* [Problem description]: In the records below, find each line containing the word "Franz" and copy it.

## Start Data in this exercise

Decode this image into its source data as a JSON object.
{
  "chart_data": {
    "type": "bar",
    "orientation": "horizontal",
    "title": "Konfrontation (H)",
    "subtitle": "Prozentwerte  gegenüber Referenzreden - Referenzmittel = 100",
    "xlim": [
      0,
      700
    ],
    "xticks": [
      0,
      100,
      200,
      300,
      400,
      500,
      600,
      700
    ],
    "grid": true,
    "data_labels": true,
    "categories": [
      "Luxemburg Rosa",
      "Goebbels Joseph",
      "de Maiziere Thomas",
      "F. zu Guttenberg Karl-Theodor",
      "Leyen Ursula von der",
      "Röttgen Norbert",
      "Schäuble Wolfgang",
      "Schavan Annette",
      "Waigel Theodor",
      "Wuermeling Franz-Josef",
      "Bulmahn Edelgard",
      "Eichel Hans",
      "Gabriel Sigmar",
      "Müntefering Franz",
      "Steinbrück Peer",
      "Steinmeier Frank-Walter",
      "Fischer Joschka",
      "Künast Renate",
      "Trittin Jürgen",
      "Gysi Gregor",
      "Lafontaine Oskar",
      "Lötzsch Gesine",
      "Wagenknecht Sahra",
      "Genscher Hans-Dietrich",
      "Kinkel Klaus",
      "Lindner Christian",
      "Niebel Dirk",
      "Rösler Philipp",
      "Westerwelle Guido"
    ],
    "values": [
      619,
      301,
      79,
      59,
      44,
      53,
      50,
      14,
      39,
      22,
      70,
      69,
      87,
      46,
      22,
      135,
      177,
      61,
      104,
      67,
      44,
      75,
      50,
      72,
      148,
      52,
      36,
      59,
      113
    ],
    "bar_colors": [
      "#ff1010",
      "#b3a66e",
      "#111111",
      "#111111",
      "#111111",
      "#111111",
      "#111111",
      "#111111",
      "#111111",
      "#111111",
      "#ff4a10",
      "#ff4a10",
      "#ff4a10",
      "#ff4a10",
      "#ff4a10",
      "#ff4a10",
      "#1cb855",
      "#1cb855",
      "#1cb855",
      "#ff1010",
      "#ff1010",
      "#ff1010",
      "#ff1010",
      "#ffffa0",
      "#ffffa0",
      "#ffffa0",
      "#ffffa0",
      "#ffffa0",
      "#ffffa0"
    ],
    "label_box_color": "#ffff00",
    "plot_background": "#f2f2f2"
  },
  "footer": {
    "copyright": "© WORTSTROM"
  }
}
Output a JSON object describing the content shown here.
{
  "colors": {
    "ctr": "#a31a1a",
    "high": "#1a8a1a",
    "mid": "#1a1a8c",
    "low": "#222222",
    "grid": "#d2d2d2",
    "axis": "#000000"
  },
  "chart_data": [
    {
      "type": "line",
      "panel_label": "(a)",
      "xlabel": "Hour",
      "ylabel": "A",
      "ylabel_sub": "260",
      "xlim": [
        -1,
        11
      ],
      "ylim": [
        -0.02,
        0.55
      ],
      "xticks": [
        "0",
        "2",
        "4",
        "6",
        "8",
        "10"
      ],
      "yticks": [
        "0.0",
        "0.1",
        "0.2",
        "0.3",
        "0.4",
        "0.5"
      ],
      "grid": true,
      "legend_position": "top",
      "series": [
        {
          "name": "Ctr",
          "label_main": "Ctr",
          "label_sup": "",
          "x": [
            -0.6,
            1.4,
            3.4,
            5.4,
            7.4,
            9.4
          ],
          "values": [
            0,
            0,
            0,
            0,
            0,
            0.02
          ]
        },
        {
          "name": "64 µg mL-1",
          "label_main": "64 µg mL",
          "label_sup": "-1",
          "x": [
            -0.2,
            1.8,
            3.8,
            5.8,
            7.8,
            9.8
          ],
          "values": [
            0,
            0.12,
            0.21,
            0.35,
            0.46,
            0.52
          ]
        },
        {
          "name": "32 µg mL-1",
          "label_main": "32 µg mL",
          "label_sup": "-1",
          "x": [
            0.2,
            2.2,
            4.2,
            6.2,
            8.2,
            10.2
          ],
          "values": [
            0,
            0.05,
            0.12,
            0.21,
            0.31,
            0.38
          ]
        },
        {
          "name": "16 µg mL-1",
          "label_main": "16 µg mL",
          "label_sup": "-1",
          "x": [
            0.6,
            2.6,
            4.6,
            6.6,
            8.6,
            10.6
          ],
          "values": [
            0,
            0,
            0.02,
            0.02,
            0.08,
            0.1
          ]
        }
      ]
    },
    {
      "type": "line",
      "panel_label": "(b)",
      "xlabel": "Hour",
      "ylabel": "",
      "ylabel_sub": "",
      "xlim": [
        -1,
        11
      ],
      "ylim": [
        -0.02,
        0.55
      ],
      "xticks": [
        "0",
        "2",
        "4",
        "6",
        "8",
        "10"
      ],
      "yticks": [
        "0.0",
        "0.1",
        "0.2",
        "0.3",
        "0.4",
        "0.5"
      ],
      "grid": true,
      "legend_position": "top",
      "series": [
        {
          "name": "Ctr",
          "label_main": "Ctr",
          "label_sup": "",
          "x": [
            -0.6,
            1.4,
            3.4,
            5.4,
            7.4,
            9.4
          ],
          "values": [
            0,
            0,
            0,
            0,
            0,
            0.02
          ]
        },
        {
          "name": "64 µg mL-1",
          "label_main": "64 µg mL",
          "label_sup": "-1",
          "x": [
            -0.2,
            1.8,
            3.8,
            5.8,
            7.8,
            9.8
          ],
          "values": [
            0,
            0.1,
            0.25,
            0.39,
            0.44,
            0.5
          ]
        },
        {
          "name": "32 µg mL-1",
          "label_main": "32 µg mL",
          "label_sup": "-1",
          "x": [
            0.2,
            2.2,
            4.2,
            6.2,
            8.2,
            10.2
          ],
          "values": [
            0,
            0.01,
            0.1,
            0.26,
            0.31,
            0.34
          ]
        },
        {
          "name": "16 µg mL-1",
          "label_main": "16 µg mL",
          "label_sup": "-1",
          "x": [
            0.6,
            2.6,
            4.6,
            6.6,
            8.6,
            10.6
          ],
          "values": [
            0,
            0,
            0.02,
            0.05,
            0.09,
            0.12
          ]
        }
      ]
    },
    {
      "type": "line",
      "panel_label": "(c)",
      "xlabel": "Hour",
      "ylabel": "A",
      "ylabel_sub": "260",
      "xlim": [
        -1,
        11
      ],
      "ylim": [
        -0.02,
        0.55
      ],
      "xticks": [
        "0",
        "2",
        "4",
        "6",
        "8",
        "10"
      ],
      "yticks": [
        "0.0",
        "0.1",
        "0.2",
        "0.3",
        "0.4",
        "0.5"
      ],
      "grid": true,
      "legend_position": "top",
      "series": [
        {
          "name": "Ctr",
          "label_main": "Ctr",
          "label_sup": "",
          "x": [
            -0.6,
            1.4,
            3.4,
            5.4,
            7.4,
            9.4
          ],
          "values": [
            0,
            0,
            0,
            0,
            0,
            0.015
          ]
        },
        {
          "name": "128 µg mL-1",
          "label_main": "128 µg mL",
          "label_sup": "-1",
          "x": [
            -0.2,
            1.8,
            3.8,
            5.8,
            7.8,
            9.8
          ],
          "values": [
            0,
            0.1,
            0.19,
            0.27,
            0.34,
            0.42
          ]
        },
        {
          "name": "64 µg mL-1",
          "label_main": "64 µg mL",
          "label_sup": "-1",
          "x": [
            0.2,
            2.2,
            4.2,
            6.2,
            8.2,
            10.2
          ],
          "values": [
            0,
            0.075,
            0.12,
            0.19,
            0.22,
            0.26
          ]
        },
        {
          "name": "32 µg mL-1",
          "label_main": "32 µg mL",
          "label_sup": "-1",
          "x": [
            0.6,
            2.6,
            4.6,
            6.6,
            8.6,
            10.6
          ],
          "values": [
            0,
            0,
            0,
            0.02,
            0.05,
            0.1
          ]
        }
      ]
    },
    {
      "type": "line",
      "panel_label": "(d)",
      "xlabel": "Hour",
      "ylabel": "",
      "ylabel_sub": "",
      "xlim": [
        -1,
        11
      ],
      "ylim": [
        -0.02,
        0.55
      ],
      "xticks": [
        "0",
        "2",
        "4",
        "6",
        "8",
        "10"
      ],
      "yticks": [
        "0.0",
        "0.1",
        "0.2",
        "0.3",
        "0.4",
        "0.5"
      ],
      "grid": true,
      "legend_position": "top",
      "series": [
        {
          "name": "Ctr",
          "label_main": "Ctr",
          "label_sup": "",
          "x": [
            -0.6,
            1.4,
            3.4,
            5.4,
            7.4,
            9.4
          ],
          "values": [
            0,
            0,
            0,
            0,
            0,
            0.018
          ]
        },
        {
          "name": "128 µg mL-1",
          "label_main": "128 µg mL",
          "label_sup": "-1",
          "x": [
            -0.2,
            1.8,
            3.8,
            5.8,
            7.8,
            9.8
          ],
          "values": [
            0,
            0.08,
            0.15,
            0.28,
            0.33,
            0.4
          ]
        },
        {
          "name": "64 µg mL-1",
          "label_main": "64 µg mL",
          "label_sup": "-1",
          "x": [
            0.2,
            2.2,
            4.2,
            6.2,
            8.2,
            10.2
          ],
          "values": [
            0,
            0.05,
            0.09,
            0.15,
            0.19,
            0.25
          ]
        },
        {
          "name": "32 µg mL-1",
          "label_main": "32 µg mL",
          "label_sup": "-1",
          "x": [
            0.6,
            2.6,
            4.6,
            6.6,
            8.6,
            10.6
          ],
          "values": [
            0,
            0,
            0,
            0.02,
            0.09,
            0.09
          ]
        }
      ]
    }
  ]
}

## End Data in this exercise

* [Correct answer]:
      "Wuermeling Franz-Josef",
      "Müntefering Franz",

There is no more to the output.